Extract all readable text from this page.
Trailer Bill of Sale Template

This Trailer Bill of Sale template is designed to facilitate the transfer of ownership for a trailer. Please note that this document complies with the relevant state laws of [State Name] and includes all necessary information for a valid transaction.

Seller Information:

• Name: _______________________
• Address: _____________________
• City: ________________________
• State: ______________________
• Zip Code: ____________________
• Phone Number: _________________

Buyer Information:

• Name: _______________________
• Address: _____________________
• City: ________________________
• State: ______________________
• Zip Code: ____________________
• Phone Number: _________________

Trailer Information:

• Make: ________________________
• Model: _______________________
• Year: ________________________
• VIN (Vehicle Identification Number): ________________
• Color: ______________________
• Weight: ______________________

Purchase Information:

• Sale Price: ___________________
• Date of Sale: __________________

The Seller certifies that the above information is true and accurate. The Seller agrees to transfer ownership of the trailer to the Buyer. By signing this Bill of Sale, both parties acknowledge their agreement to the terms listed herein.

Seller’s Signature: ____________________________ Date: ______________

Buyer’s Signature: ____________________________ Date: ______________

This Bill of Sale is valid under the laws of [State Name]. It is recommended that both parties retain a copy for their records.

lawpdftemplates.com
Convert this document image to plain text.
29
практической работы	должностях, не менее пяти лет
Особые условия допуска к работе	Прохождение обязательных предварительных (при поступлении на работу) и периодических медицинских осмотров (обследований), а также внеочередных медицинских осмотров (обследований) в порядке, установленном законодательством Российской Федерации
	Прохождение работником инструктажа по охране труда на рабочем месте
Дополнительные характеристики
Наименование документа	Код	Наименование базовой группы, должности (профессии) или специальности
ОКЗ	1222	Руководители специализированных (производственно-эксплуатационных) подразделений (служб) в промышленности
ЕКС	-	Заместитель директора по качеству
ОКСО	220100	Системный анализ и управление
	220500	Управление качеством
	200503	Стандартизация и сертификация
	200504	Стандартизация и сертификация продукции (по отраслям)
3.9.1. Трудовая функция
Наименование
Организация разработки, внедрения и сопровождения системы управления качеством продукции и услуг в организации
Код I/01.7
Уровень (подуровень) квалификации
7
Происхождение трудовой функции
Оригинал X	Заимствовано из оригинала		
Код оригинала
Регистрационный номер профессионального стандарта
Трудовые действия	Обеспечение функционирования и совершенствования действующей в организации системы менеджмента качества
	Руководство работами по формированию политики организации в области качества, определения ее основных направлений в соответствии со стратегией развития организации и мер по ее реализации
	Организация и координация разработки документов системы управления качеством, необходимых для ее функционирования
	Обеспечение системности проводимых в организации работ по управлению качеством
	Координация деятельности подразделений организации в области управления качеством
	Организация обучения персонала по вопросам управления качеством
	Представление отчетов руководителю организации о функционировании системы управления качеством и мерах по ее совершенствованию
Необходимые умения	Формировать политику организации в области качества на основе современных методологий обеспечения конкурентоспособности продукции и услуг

WHAT THIS TASK INVOLVES
From the first line to the last, retype the data exactly.

EXPECTED ANSWER
Extract all readable text from this page.
Trailer Bill of Sale Template

This Trailer Bill of Sale template is designed to facilitate the transfer of ownership for a trailer. Please note that this document complies with the relevant state laws of [State Name] and includes all necessary information for a valid transaction.

Seller Information:

• Name: _______________________
• Address: _____________________
• City: ________________________
• State: ______________________
• Zip Code: ____________________
• Phone Number: _________________

Buyer Information:

• Name: _______________________
• Address: _____________________
• City: ________________________
• State: ______________________
• Zip Code: ____________________
• Phone Number: _________________

Trailer Information:

• Make: ________________________
• Model: _______________________
• Year: ________________________
• VIN (Vehicle Identification Number): ________________
• Color: ______________________
• Weight: ______________________

Purchase Information:

• Sale Price: ___________________
• Date of Sale: __________________

The Seller certifies that the above information is true and accurate. The Seller agrees to transfer ownership of the trailer to the Buyer. By signing this Bill of Sale, both parties acknowledge their agreement to the terms listed herein.

Seller’s Signature: ____________________________ Date: ______________

Buyer’s Signature: ____________________________ Date: ______________

This Bill of Sale is valid under the laws of [State Name]. It is recommended that both parties retain a copy for their records.

lawpdftemplates.com
Convert this document image to plain text.
29
практической работы	должностях, не менее пяти лет
Особые условия допуска к работе	Прохождение обязательных предварительных (при поступлении на работу) и периодических медицинских осмотров (обследований), а также внеочередных медицинских осмотров (обследований) в порядке, установленном законодательством Российской Федерации
	Прохождение работником инструктажа по охране труда на рабочем месте
Дополнительные характеристики
Наименование документа	Код	Наименование базовой группы, должности (профессии) или специальности
ОКЗ	1222	Руководители специализированных (производственно-эксплуатационных) подразделений (служб) в промышленности
ЕКС	-	Заместитель директора по качеству
ОКСО	220100	Системный анализ и управление
	220500	Управление качеством
	200503	Стандартизация и сертификация
	200504	Стандартизация и сертификация продукции (по отраслям)
3.9.1. Трудовая функция
Наименование
Организация разработки, внедрения и сопровождения системы управления качеством продукции и услуг в организации
Код I/01.7
Уровень (подуровень) квалификации
7
Происхождение трудовой функции
Оригинал X	Заимствовано из оригинала		
Код оригинала
Регистрационный номер профессионального стандарта
Трудовые действия	Обеспечение функционирования и совершенствования действующей в организации системы менеджмента качества
	Руководство работами по формированию политики организации в области качества, определения ее основных направлений в соответствии со стратегией развития организации и мер по ее реализации
	Организация и координация разработки документов системы управления качеством, необходимых для ее функционирования
	Обеспечение системности проводимых в организации работ по управлению качеством
	Координация деятельности подразделений организации в области управления качеством
	Организация обучения персонала по вопросам управления качеством
	Представление отчетов руководителю организации о функционировании системы управления качеством и мерах по ее совершенствованию
Необходимые умения	Формировать политику организации в области качества на основе современных методологий обеспечения конкурентоспособности продукции и услуг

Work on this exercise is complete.